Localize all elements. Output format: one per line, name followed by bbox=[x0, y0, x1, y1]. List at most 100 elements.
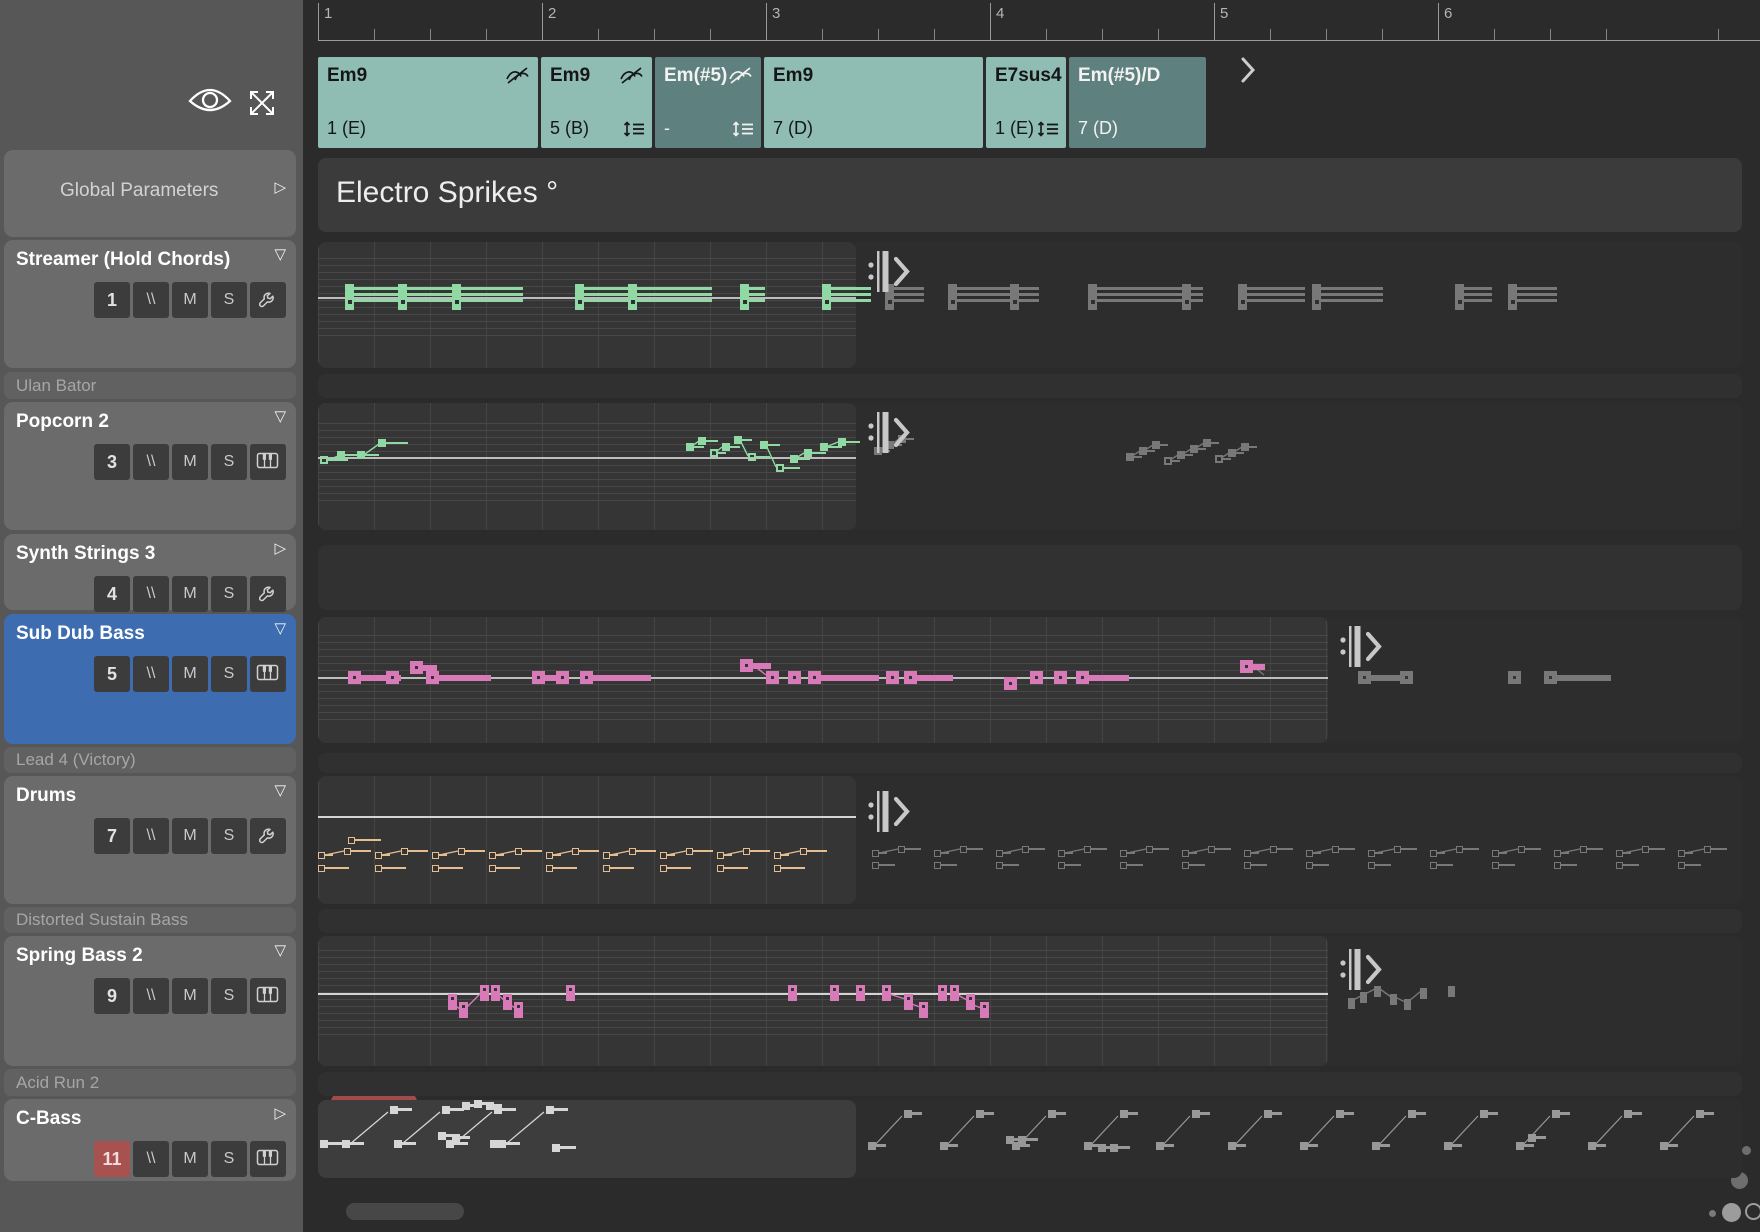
range-lines-icon[interactable] bbox=[732, 120, 754, 138]
drum-hit[interactable] bbox=[717, 852, 724, 859]
section-continue-marker[interactable] bbox=[868, 411, 910, 455]
collapse-down-icon[interactable]: ▽ bbox=[274, 781, 286, 799]
bass-note[interactable] bbox=[1018, 1136, 1026, 1144]
drum-hit[interactable] bbox=[1182, 862, 1189, 869]
wrench-button[interactable] bbox=[250, 282, 286, 318]
drum-hit[interactable] bbox=[432, 852, 439, 859]
bass-note[interactable] bbox=[552, 1144, 560, 1152]
chord-hold-note[interactable] bbox=[1238, 284, 1247, 310]
section-continue-marker[interactable] bbox=[868, 250, 910, 294]
drum-hit[interactable] bbox=[458, 848, 465, 855]
collapse-down-icon[interactable]: ▽ bbox=[274, 407, 286, 425]
drum-hit[interactable] bbox=[1456, 846, 1463, 853]
no-tie-icon[interactable] bbox=[505, 66, 530, 85]
drum-hit[interactable] bbox=[872, 862, 879, 869]
drum-hit[interactable] bbox=[546, 852, 553, 859]
drum-hit[interactable] bbox=[572, 848, 579, 855]
bass-note[interactable] bbox=[486, 1102, 494, 1110]
collapse-down-icon[interactable]: ▽ bbox=[274, 245, 286, 263]
drum-hit[interactable] bbox=[489, 865, 496, 872]
drum-hit[interactable] bbox=[1492, 850, 1499, 857]
bass-note[interactable] bbox=[452, 1134, 460, 1142]
drum-hit[interactable] bbox=[1244, 850, 1251, 857]
drum-hit[interactable] bbox=[318, 852, 325, 859]
collapsed-track-distorted-sustain-bass[interactable]: Distorted Sustain Bass bbox=[4, 907, 296, 933]
drum-hit[interactable] bbox=[401, 848, 408, 855]
expand-icon[interactable] bbox=[245, 86, 279, 120]
track-panel-popcorn-2[interactable]: Popcorn 2▽3\\MS bbox=[4, 402, 296, 530]
collapse-down-icon[interactable]: ▽ bbox=[274, 941, 286, 959]
bass-note[interactable] bbox=[940, 1142, 948, 1150]
track-panel-spring-bass-2[interactable]: Spring Bass 2▽9\\MS bbox=[4, 936, 296, 1066]
collapse-down-icon[interactable]: ▽ bbox=[274, 619, 286, 637]
bass-note[interactable] bbox=[1110, 1144, 1118, 1152]
drum-hit[interactable] bbox=[1616, 850, 1623, 857]
note[interactable] bbox=[776, 464, 784, 472]
collapsed-track-acid-run-2[interactable]: Acid Run 2 bbox=[4, 1069, 296, 1096]
note[interactable] bbox=[1203, 439, 1211, 447]
bass-note[interactable] bbox=[1624, 1110, 1632, 1118]
mute-button[interactable]: M bbox=[172, 818, 208, 854]
drum-hit[interactable] bbox=[960, 846, 967, 853]
note[interactable] bbox=[1152, 441, 1160, 449]
drum-hit[interactable] bbox=[660, 852, 667, 859]
drum-hit[interactable] bbox=[1208, 846, 1215, 853]
drum-hit[interactable] bbox=[660, 865, 667, 872]
drum-hit[interactable] bbox=[489, 852, 496, 859]
ghost-note[interactable] bbox=[1420, 988, 1427, 999]
drum-hit[interactable] bbox=[1022, 846, 1029, 853]
bass-note[interactable] bbox=[494, 1106, 502, 1114]
mute-button[interactable]: M bbox=[172, 1141, 208, 1177]
drum-hit[interactable] bbox=[1270, 846, 1277, 853]
drum-hit[interactable] bbox=[1554, 850, 1561, 857]
chord-block[interactable]: Em(#5)/D7 (D) bbox=[1069, 57, 1206, 148]
bass-note[interactable] bbox=[1480, 1110, 1488, 1118]
lane-drums[interactable] bbox=[318, 776, 1742, 904]
lane-sub-dub-bass[interactable] bbox=[318, 617, 1742, 743]
slashes-button[interactable]: \\ bbox=[133, 818, 169, 854]
drum-hit[interactable] bbox=[1430, 850, 1437, 857]
chord-hold-note[interactable] bbox=[345, 284, 354, 310]
drum-hit[interactable] bbox=[1678, 862, 1685, 869]
bass-note[interactable] bbox=[1300, 1142, 1308, 1150]
solo-button[interactable]: S bbox=[211, 444, 247, 480]
drum-hit[interactable] bbox=[872, 850, 879, 857]
drum-hit[interactable] bbox=[1058, 850, 1065, 857]
note[interactable] bbox=[337, 451, 345, 459]
drum-hit[interactable] bbox=[1580, 846, 1587, 853]
bass-note[interactable] bbox=[1156, 1142, 1164, 1150]
bass-note[interactable] bbox=[394, 1140, 402, 1148]
drum-hit[interactable] bbox=[1642, 846, 1649, 853]
track-panel-synth-strings-3[interactable]: Synth Strings 3▷4\\MS bbox=[4, 534, 296, 610]
ghost-note[interactable] bbox=[1404, 999, 1411, 1010]
chord-hold-note[interactable] bbox=[1508, 284, 1517, 310]
lane-streamer[interactable] bbox=[318, 242, 1742, 368]
bass-note[interactable] bbox=[342, 1140, 350, 1148]
chord-hold-note[interactable] bbox=[1182, 284, 1191, 310]
drum-hit[interactable] bbox=[1616, 862, 1623, 869]
slashes-button[interactable]: \\ bbox=[133, 656, 169, 692]
bass-note[interactable] bbox=[462, 1102, 470, 1110]
chord-block[interactable]: E7sus41 (E) bbox=[986, 57, 1066, 148]
drum-hit[interactable] bbox=[348, 837, 355, 844]
note[interactable] bbox=[790, 455, 798, 463]
lane-active-region[interactable] bbox=[318, 776, 856, 904]
bass-note[interactable] bbox=[1444, 1142, 1452, 1150]
solo-button[interactable]: S bbox=[211, 818, 247, 854]
drum-hit[interactable] bbox=[1332, 846, 1339, 853]
note[interactable] bbox=[710, 449, 718, 457]
drum-hit[interactable] bbox=[1678, 850, 1685, 857]
drum-hit[interactable] bbox=[1704, 846, 1711, 853]
bass-note[interactable] bbox=[1552, 1110, 1560, 1118]
chord-block[interactable]: Em(#5)- bbox=[655, 57, 761, 148]
solo-button[interactable]: S bbox=[211, 282, 247, 318]
track-panel-streamer-hold-chords[interactable]: Streamer (Hold Chords)▽1\\MS bbox=[4, 240, 296, 368]
chord-hold-note[interactable] bbox=[452, 284, 461, 310]
drum-hit[interactable] bbox=[1244, 862, 1251, 869]
drum-hit[interactable] bbox=[1368, 862, 1375, 869]
bass-note[interactable] bbox=[1660, 1142, 1668, 1150]
note[interactable] bbox=[1177, 451, 1185, 459]
bass-note[interactable] bbox=[442, 1106, 450, 1114]
section-continue-marker[interactable] bbox=[1340, 625, 1382, 669]
ghost-note[interactable] bbox=[1348, 998, 1355, 1009]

- [WHAT IS NEEDED]: Reproduce all of the entries above word for word, leaving the pictures out of your answer.

- [TASK ANSWER]:
Localize all elements. Output format: one per line, name followed by bbox=[x0, y0, x1, y1]. List at most 100 elements.
range-lines-icon[interactable] bbox=[732, 120, 754, 138]
drum-hit[interactable] bbox=[717, 852, 724, 859]
section-continue-marker[interactable] bbox=[868, 411, 910, 455]
collapse-down-icon[interactable]: ▽ bbox=[274, 781, 286, 799]
bass-note[interactable] bbox=[1018, 1136, 1026, 1144]
drum-hit[interactable] bbox=[1182, 862, 1189, 869]
wrench-button[interactable] bbox=[250, 282, 286, 318]
drum-hit[interactable] bbox=[432, 852, 439, 859]
bass-note[interactable] bbox=[552, 1144, 560, 1152]
chord-hold-note[interactable] bbox=[1238, 284, 1247, 310]
section-continue-marker[interactable] bbox=[868, 250, 910, 294]
drum-hit[interactable] bbox=[458, 848, 465, 855]
collapse-down-icon[interactable]: ▽ bbox=[274, 407, 286, 425]
drum-hit[interactable] bbox=[1456, 846, 1463, 853]
no-tie-icon[interactable] bbox=[505, 66, 530, 85]
drum-hit[interactable] bbox=[872, 862, 879, 869]
drum-hit[interactable] bbox=[546, 852, 553, 859]
drum-hit[interactable] bbox=[572, 848, 579, 855]
bass-note[interactable] bbox=[486, 1102, 494, 1110]
collapse-down-icon[interactable]: ▽ bbox=[274, 245, 286, 263]
drum-hit[interactable] bbox=[489, 865, 496, 872]
drum-hit[interactable] bbox=[1492, 850, 1499, 857]
bass-note[interactable] bbox=[452, 1134, 460, 1142]
drum-hit[interactable] bbox=[1244, 850, 1251, 857]
drum-hit[interactable] bbox=[318, 852, 325, 859]
collapsed-track-distorted-sustain-bass[interactable]: Distorted Sustain Bass bbox=[4, 907, 296, 933]
drum-hit[interactable] bbox=[401, 848, 408, 855]
expand-icon[interactable] bbox=[245, 86, 279, 120]
track-panel-popcorn-2[interactable]: Popcorn 2▽3\\MS bbox=[4, 402, 296, 530]
collapse-down-icon[interactable]: ▽ bbox=[274, 941, 286, 959]
bass-note[interactable] bbox=[940, 1142, 948, 1150]
track-panel-spring-bass-2[interactable]: Spring Bass 2▽9\\MS bbox=[4, 936, 296, 1066]
collapse-down-icon[interactable]: ▽ bbox=[274, 619, 286, 637]
bass-note[interactable] bbox=[1110, 1144, 1118, 1152]
drum-hit[interactable] bbox=[1616, 850, 1623, 857]
note[interactable] bbox=[776, 464, 784, 472]
collapsed-track-acid-run-2[interactable]: Acid Run 2 bbox=[4, 1069, 296, 1096]
note[interactable] bbox=[1203, 439, 1211, 447]
bass-note[interactable] bbox=[1624, 1110, 1632, 1118]
mute-button[interactable]: M bbox=[172, 818, 208, 854]
drum-hit[interactable] bbox=[960, 846, 967, 853]
note[interactable] bbox=[1152, 441, 1160, 449]
drum-hit[interactable] bbox=[660, 852, 667, 859]
drum-hit[interactable] bbox=[1208, 846, 1215, 853]
drum-hit[interactable] bbox=[660, 865, 667, 872]
drum-hit[interactable] bbox=[489, 852, 496, 859]
ghost-note[interactable] bbox=[1420, 988, 1427, 999]
drum-hit[interactable] bbox=[1022, 846, 1029, 853]
bass-note[interactable] bbox=[494, 1106, 502, 1114]
mute-button[interactable]: M bbox=[172, 1141, 208, 1177]
drum-hit[interactable] bbox=[1270, 846, 1277, 853]
drum-hit[interactable] bbox=[1554, 850, 1561, 857]
chord-block[interactable]: Em(#5)/D7 (D) bbox=[1069, 57, 1206, 148]
bass-note[interactable] bbox=[1480, 1110, 1488, 1118]
lane-drums[interactable] bbox=[318, 776, 1742, 904]
lane-sub-dub-bass[interactable] bbox=[318, 617, 1742, 743]
slashes-button[interactable]: \\ bbox=[133, 818, 169, 854]
drum-hit[interactable] bbox=[1430, 850, 1437, 857]
chord-hold-note[interactable] bbox=[345, 284, 354, 310]
drum-hit[interactable] bbox=[1678, 862, 1685, 869]
bass-note[interactable] bbox=[1300, 1142, 1308, 1150]
solo-button[interactable]: S bbox=[211, 444, 247, 480]
drum-hit[interactable] bbox=[872, 850, 879, 857]
drum-hit[interactable] bbox=[1058, 850, 1065, 857]
note[interactable] bbox=[337, 451, 345, 459]
drum-hit[interactable] bbox=[1580, 846, 1587, 853]
bass-note[interactable] bbox=[1156, 1142, 1164, 1150]
bass-note[interactable] bbox=[394, 1140, 402, 1148]
drum-hit[interactable] bbox=[1642, 846, 1649, 853]
track-panel-synth-strings-3[interactable]: Synth Strings 3▷4\\MS bbox=[4, 534, 296, 610]
ghost-note[interactable] bbox=[1404, 999, 1411, 1010]
chord-hold-note[interactable] bbox=[1508, 284, 1517, 310]
lane-streamer[interactable] bbox=[318, 242, 1742, 368]
bass-note[interactable] bbox=[342, 1140, 350, 1148]
chord-hold-note[interactable] bbox=[1182, 284, 1191, 310]
drum-hit[interactable] bbox=[1616, 862, 1623, 869]
slashes-button[interactable]: \\ bbox=[133, 656, 169, 692]
bass-note[interactable] bbox=[462, 1102, 470, 1110]
chord-block[interactable]: E7sus41 (E) bbox=[986, 57, 1066, 148]
drum-hit[interactable] bbox=[348, 837, 355, 844]
note[interactable] bbox=[790, 455, 798, 463]
lane-active-region[interactable] bbox=[318, 776, 856, 904]
bass-note[interactable] bbox=[1444, 1142, 1452, 1150]
solo-button[interactable]: S bbox=[211, 818, 247, 854]
drum-hit[interactable] bbox=[1332, 846, 1339, 853]
note[interactable] bbox=[710, 449, 718, 457]
drum-hit[interactable] bbox=[1678, 850, 1685, 857]
drum-hit[interactable] bbox=[1704, 846, 1711, 853]
bass-note[interactable] bbox=[1552, 1110, 1560, 1118]
chord-block[interactable]: Em(#5)- bbox=[655, 57, 761, 148]
solo-button[interactable]: S bbox=[211, 282, 247, 318]
track-panel-streamer-hold-chords[interactable]: Streamer (Hold Chords)▽1\\MS bbox=[4, 240, 296, 368]
chord-hold-note[interactable] bbox=[452, 284, 461, 310]
drum-hit[interactable] bbox=[1244, 862, 1251, 869]
drum-hit[interactable] bbox=[1368, 862, 1375, 869]
bass-note[interactable] bbox=[1660, 1142, 1668, 1150]
note[interactable] bbox=[1177, 451, 1185, 459]
bass-note[interactable] bbox=[442, 1106, 450, 1114]
section-continue-marker[interactable] bbox=[1340, 625, 1382, 669]
ghost-note[interactable] bbox=[1348, 998, 1355, 1009]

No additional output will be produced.